##### Data records #####
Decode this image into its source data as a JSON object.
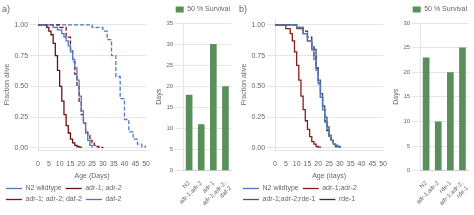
{
  "chart_data": [
    {
      "type": "step",
      "title": "a)",
      "x_label": "Age (Days)",
      "y_label": "Fraction alive",
      "xlim": [
        0,
        50
      ],
      "ylim": [
        -0.02,
        1.05
      ],
      "xticks": [
        0,
        5,
        10,
        15,
        20,
        25,
        30,
        35,
        40,
        45,
        50
      ],
      "yticks": [
        {
          "value": 0.0,
          "label": "0.00"
        },
        {
          "value": 0.25,
          "label": "0.25"
        },
        {
          "value": 0.5,
          "label": "0.50"
        },
        {
          "value": 0.75,
          "label": "0.75"
        },
        {
          "value": 1.0,
          "label": "1.00"
        }
      ],
      "grid": "y",
      "legend": "bottom left",
      "series": [
        {
          "name": "N2 wildtype",
          "color": "#4f7abf",
          "line_style": "solid",
          "x": [
            0,
            5,
            7,
            9,
            11,
            12,
            13,
            14,
            15,
            16,
            17,
            18,
            19,
            20,
            21,
            22,
            23,
            24,
            25
          ],
          "values": [
            1.0,
            1.0,
            0.98,
            0.96,
            0.93,
            0.9,
            0.87,
            0.83,
            0.78,
            0.72,
            0.65,
            0.55,
            0.42,
            0.3,
            0.2,
            0.12,
            0.06,
            0.02,
            0.0
          ]
        },
        {
          "name": "adr-1; adr-2",
          "color": "#6b1010",
          "line_style": "solid",
          "x": [
            0,
            4,
            5,
            6,
            7,
            8,
            9,
            10,
            11,
            12,
            13,
            14,
            15,
            16,
            17,
            18,
            19,
            20
          ],
          "values": [
            1.0,
            0.98,
            0.95,
            0.92,
            0.85,
            0.75,
            0.63,
            0.5,
            0.38,
            0.27,
            0.18,
            0.12,
            0.07,
            0.04,
            0.02,
            0.01,
            0.005,
            0.0
          ]
        },
        {
          "name": "adr-1; adr-2; daf-2",
          "color": "#7b1515",
          "line_style": "dashed",
          "x": [
            0,
            5,
            10,
            13,
            15,
            16,
            17,
            18,
            19,
            20,
            21,
            22,
            23,
            24,
            25,
            26,
            27,
            28,
            29,
            30
          ],
          "values": [
            1.0,
            1.0,
            0.98,
            0.9,
            0.8,
            0.7,
            0.6,
            0.5,
            0.38,
            0.27,
            0.2,
            0.14,
            0.1,
            0.06,
            0.04,
            0.02,
            0.01,
            0.005,
            0.002,
            0.0
          ]
        },
        {
          "name": "daf-2",
          "color": "#4f7abf",
          "line_style": "dashed",
          "x": [
            0,
            5,
            10,
            15,
            20,
            25,
            30,
            32,
            34,
            36,
            38,
            40,
            42,
            44,
            46,
            48,
            50
          ],
          "values": [
            1.0,
            1.0,
            1.0,
            1.0,
            1.0,
            0.98,
            0.95,
            0.88,
            0.75,
            0.58,
            0.4,
            0.23,
            0.13,
            0.07,
            0.03,
            0.01,
            0.0
          ]
        }
      ]
    },
    {
      "type": "bar",
      "y_label": "Days",
      "categories": [
        "N2",
        "adr-1;adr-2",
        "adr-1",
        "adr-1;adr-2;\ndaf-2"
      ],
      "ylim": [
        0,
        35
      ],
      "yticks": [
        0,
        5,
        10,
        15,
        20,
        25,
        30,
        35
      ],
      "grid": "y",
      "legend": "upper right",
      "series": [
        {
          "name": "50 % Survival",
          "color": "#5a8f5a",
          "values": [
            18,
            11,
            30,
            20
          ]
        }
      ]
    },
    {
      "type": "step",
      "title": "b)",
      "x_label": "Age (days)",
      "y_label": "Fraction alive",
      "xlim": [
        0,
        50
      ],
      "ylim": [
        -0.02,
        1.05
      ],
      "xticks": [
        0,
        5,
        10,
        15,
        20,
        25,
        30,
        35,
        40,
        45,
        50
      ],
      "yticks": [
        {
          "value": 0.0,
          "label": "0.00"
        },
        {
          "value": 0.25,
          "label": "0.25"
        },
        {
          "value": 0.5,
          "label": "0.50"
        },
        {
          "value": 0.75,
          "label": "0.75"
        },
        {
          "value": 1.0,
          "label": "1.00"
        }
      ],
      "grid": "y",
      "legend": "bottom left",
      "series": [
        {
          "name": "N2 wildtype",
          "color": "#4f7abf",
          "line_style": "solid",
          "x": [
            0,
            5,
            10,
            13,
            15,
            17,
            18,
            19,
            20,
            21,
            22,
            23,
            24,
            25,
            26,
            27,
            28,
            29,
            30
          ],
          "values": [
            1.0,
            1.0,
            0.98,
            0.93,
            0.87,
            0.8,
            0.72,
            0.63,
            0.52,
            0.41,
            0.31,
            0.22,
            0.15,
            0.1,
            0.06,
            0.03,
            0.02,
            0.01,
            0.0
          ]
        },
        {
          "name": "adr-1;adr-2",
          "color": "#8b1a1a",
          "line_style": "solid",
          "x": [
            0,
            5,
            7,
            8,
            9,
            10,
            11,
            12,
            13,
            14,
            15,
            16,
            17,
            18,
            19,
            20,
            21
          ],
          "values": [
            1.0,
            0.97,
            0.93,
            0.87,
            0.78,
            0.67,
            0.55,
            0.42,
            0.31,
            0.22,
            0.15,
            0.09,
            0.05,
            0.03,
            0.01,
            0.005,
            0.0
          ]
        },
        {
          "name": "adr-1;adr-2;rde-1",
          "color": "#555555",
          "line_style": "solid",
          "x": [
            0,
            5,
            10,
            13,
            15,
            17,
            19,
            20,
            21,
            22,
            23,
            24,
            25,
            26,
            27,
            28,
            29,
            30
          ],
          "values": [
            1.0,
            1.0,
            0.97,
            0.93,
            0.87,
            0.8,
            0.65,
            0.55,
            0.44,
            0.34,
            0.25,
            0.17,
            0.1,
            0.06,
            0.03,
            0.02,
            0.01,
            0.0
          ]
        },
        {
          "name": "rde-1",
          "color": "#333333",
          "line_style": "dashed",
          "x": [
            0,
            5,
            10,
            13,
            15,
            17,
            18,
            19,
            20,
            21,
            22,
            23,
            24,
            25,
            26,
            27,
            28,
            29,
            30
          ],
          "values": [
            1.0,
            1.0,
            0.98,
            0.95,
            0.9,
            0.83,
            0.75,
            0.65,
            0.53,
            0.41,
            0.31,
            0.21,
            0.14,
            0.08,
            0.05,
            0.02,
            0.01,
            0.005,
            0.0
          ]
        }
      ]
    },
    {
      "type": "bar",
      "y_label": "Days",
      "categories": [
        "N2",
        "adr-1;adr-2",
        "rde-1",
        "adr-1;adr-2;\nrde-1"
      ],
      "ylim": [
        0,
        30
      ],
      "yticks": [
        0,
        5,
        10,
        15,
        20,
        25,
        30
      ],
      "grid": "y",
      "legend": "upper right",
      "series": [
        {
          "name": "50 % Survival",
          "color": "#5a8f5a",
          "values": [
            23,
            10,
            20,
            25
          ]
        }
      ]
    }
  ]
}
#####
Task statement> Transcribe every line in the entries above, taking out only the images.

Answer to this exercise>
Decode this image into its source data as a JSON object.
{
  "chart_data": [
    {
      "type": "step",
      "title": "a)",
      "x_label": "Age (Days)",
      "y_label": "Fraction alive",
      "xlim": [
        0,
        50
      ],
      "ylim": [
        -0.02,
        1.05
      ],
      "xticks": [
        0,
        5,
        10,
        15,
        20,
        25,
        30,
        35,
        40,
        45,
        50
      ],
      "yticks": [
        {
          "value": 0.0,
          "label": "0.00"
        },
        {
          "value": 0.25,
          "label": "0.25"
        },
        {
          "value": 0.5,
          "label": "0.50"
        },
        {
          "value": 0.75,
          "label": "0.75"
        },
        {
          "value": 1.0,
          "label": "1.00"
        }
      ],
      "grid": "y",
      "legend": "bottom left",
      "series": [
        {
          "name": "N2 wildtype",
          "color": "#4f7abf",
          "line_style": "solid",
          "x": [
            0,
            5,
            7,
            9,
            11,
            12,
            13,
            14,
            15,
            16,
            17,
            18,
            19,
            20,
            21,
            22,
            23,
            24,
            25
          ],
          "values": [
            1.0,
            1.0,
            0.98,
            0.96,
            0.93,
            0.9,
            0.87,
            0.83,
            0.78,
            0.72,
            0.65,
            0.55,
            0.42,
            0.3,
            0.2,
            0.12,
            0.06,
            0.02,
            0.0
          ]
        },
        {
          "name": "adr-1; adr-2",
          "color": "#6b1010",
          "line_style": "solid",
          "x": [
            0,
            4,
            5,
            6,
            7,
            8,
            9,
            10,
            11,
            12,
            13,
            14,
            15,
            16,
            17,
            18,
            19,
            20
          ],
          "values": [
            1.0,
            0.98,
            0.95,
            0.92,
            0.85,
            0.75,
            0.63,
            0.5,
            0.38,
            0.27,
            0.18,
            0.12,
            0.07,
            0.04,
            0.02,
            0.01,
            0.005,
            0.0
          ]
        },
        {
          "name": "adr-1; adr-2; daf-2",
          "color": "#7b1515",
          "line_style": "dashed",
          "x": [
            0,
            5,
            10,
            13,
            15,
            16,
            17,
            18,
            19,
            20,
            21,
            22,
            23,
            24,
            25,
            26,
            27,
            28,
            29,
            30
          ],
          "values": [
            1.0,
            1.0,
            0.98,
            0.9,
            0.8,
            0.7,
            0.6,
            0.5,
            0.38,
            0.27,
            0.2,
            0.14,
            0.1,
            0.06,
            0.04,
            0.02,
            0.01,
            0.005,
            0.002,
            0.0
          ]
        },
        {
          "name": "daf-2",
          "color": "#4f7abf",
          "line_style": "dashed",
          "x": [
            0,
            5,
            10,
            15,
            20,
            25,
            30,
            32,
            34,
            36,
            38,
            40,
            42,
            44,
            46,
            48,
            50
          ],
          "values": [
            1.0,
            1.0,
            1.0,
            1.0,
            1.0,
            0.98,
            0.95,
            0.88,
            0.75,
            0.58,
            0.4,
            0.23,
            0.13,
            0.07,
            0.03,
            0.01,
            0.0
          ]
        }
      ]
    },
    {
      "type": "bar",
      "y_label": "Days",
      "categories": [
        "N2",
        "adr-1;adr-2",
        "adr-1",
        "adr-1;adr-2;\ndaf-2"
      ],
      "ylim": [
        0,
        35
      ],
      "yticks": [
        0,
        5,
        10,
        15,
        20,
        25,
        30,
        35
      ],
      "grid": "y",
      "legend": "upper right",
      "series": [
        {
          "name": "50 % Survival",
          "color": "#5a8f5a",
          "values": [
            18,
            11,
            30,
            20
          ]
        }
      ]
    },
    {
      "type": "step",
      "title": "b)",
      "x_label": "Age (days)",
      "y_label": "Fraction alive",
      "xlim": [
        0,
        50
      ],
      "ylim": [
        -0.02,
        1.05
      ],
      "xticks": [
        0,
        5,
        10,
        15,
        20,
        25,
        30,
        35,
        40,
        45,
        50
      ],
      "yticks": [
        {
          "value": 0.0,
          "label": "0.00"
        },
        {
          "value": 0.25,
          "label": "0.25"
        },
        {
          "value": 0.5,
          "label": "0.50"
        },
        {
          "value": 0.75,
          "label": "0.75"
        },
        {
          "value": 1.0,
          "label": "1.00"
        }
      ],
      "grid": "y",
      "legend": "bottom left",
      "series": [
        {
          "name": "N2 wildtype",
          "color": "#4f7abf",
          "line_style": "solid",
          "x": [
            0,
            5,
            10,
            13,
            15,
            17,
            18,
            19,
            20,
            21,
            22,
            23,
            24,
            25,
            26,
            27,
            28,
            29,
            30
          ],
          "values": [
            1.0,
            1.0,
            0.98,
            0.93,
            0.87,
            0.8,
            0.72,
            0.63,
            0.52,
            0.41,
            0.31,
            0.22,
            0.15,
            0.1,
            0.06,
            0.03,
            0.02,
            0.01,
            0.0
          ]
        },
        {
          "name": "adr-1;adr-2",
          "color": "#8b1a1a",
          "line_style": "solid",
          "x": [
            0,
            5,
            7,
            8,
            9,
            10,
            11,
            12,
            13,
            14,
            15,
            16,
            17,
            18,
            19,
            20,
            21
          ],
          "values": [
            1.0,
            0.97,
            0.93,
            0.87,
            0.78,
            0.67,
            0.55,
            0.42,
            0.31,
            0.22,
            0.15,
            0.09,
            0.05,
            0.03,
            0.01,
            0.005,
            0.0
          ]
        },
        {
          "name": "adr-1;adr-2;rde-1",
          "color": "#555555",
          "line_style": "solid",
          "x": [
            0,
            5,
            10,
            13,
            15,
            17,
            19,
            20,
            21,
            22,
            23,
            24,
            25,
            26,
            27,
            28,
            29,
            30
          ],
          "values": [
            1.0,
            1.0,
            0.97,
            0.93,
            0.87,
            0.8,
            0.65,
            0.55,
            0.44,
            0.34,
            0.25,
            0.17,
            0.1,
            0.06,
            0.03,
            0.02,
            0.01,
            0.0
          ]
        },
        {
          "name": "rde-1",
          "color": "#333333",
          "line_style": "dashed",
          "x": [
            0,
            5,
            10,
            13,
            15,
            17,
            18,
            19,
            20,
            21,
            22,
            23,
            24,
            25,
            26,
            27,
            28,
            29,
            30
          ],
          "values": [
            1.0,
            1.0,
            0.98,
            0.95,
            0.9,
            0.83,
            0.75,
            0.65,
            0.53,
            0.41,
            0.31,
            0.21,
            0.14,
            0.08,
            0.05,
            0.02,
            0.01,
            0.005,
            0.0
          ]
        }
      ]
    },
    {
      "type": "bar",
      "y_label": "Days",
      "categories": [
        "N2",
        "adr-1;adr-2",
        "rde-1",
        "adr-1;adr-2;\nrde-1"
      ],
      "ylim": [
        0,
        30
      ],
      "yticks": [
        0,
        5,
        10,
        15,
        20,
        25,
        30
      ],
      "grid": "y",
      "legend": "upper right",
      "series": [
        {
          "name": "50 % Survival",
          "color": "#5a8f5a",
          "values": [
            23,
            10,
            20,
            25
          ]
        }
      ]
    }
  ]
}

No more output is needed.